→ **AIM**
Identify each line below containing the string "arrow" and copy it.

→ **PROVIDED INFORMATION**
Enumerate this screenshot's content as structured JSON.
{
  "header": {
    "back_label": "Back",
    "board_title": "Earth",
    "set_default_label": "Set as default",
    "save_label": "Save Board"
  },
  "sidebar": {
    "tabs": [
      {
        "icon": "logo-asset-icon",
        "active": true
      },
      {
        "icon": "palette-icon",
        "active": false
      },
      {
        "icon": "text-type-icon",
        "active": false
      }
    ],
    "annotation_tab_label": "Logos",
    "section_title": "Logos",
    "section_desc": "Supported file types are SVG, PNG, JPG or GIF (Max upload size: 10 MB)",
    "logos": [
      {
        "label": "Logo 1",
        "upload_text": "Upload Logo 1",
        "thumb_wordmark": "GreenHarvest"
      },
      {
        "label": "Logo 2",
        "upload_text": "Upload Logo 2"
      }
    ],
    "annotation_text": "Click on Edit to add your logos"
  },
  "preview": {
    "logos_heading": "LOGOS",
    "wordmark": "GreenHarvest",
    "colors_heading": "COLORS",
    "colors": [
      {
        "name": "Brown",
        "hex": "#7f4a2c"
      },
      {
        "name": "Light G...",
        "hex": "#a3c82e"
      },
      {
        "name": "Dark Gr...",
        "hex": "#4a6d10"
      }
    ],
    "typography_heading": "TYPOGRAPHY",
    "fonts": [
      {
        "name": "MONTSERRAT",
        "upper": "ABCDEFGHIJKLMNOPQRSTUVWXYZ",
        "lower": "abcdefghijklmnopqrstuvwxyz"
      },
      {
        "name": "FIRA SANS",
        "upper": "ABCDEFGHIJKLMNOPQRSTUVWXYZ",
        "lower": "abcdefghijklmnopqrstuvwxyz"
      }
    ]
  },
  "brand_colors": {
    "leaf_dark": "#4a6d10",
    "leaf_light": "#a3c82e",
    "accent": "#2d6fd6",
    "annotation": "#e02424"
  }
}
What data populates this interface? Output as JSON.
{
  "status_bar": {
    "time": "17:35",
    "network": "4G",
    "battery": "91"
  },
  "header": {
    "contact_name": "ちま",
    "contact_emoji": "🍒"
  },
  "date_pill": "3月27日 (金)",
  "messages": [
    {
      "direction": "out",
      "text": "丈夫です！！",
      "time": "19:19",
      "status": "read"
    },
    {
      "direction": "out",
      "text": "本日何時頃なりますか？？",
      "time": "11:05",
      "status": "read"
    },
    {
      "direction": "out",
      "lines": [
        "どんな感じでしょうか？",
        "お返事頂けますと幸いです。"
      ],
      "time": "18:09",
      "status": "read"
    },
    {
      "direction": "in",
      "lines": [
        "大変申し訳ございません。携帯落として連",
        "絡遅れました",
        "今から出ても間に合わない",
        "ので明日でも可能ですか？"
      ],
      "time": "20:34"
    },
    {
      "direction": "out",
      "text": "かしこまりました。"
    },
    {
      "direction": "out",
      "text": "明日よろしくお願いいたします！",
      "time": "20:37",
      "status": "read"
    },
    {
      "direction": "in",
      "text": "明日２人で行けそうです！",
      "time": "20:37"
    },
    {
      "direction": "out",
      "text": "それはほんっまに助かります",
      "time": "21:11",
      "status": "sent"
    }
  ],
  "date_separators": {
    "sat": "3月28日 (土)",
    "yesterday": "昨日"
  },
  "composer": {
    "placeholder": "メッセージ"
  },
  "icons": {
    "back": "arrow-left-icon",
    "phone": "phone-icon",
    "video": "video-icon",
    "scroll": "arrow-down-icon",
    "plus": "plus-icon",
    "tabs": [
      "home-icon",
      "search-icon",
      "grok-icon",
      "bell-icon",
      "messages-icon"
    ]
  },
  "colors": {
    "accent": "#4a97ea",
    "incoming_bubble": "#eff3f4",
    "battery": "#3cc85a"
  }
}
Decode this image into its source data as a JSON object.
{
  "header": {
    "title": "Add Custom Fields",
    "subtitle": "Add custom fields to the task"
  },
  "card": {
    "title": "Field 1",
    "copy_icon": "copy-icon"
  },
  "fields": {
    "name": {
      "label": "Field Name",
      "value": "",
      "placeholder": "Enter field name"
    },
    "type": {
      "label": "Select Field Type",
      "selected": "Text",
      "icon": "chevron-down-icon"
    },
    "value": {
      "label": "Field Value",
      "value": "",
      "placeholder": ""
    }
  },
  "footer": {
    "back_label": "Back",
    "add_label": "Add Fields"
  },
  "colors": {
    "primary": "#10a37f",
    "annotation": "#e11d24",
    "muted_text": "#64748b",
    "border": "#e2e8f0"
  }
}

→ **ANSWER IN FULL**
    "back": "arrow-left-icon",
    "scroll": "arrow-down-icon",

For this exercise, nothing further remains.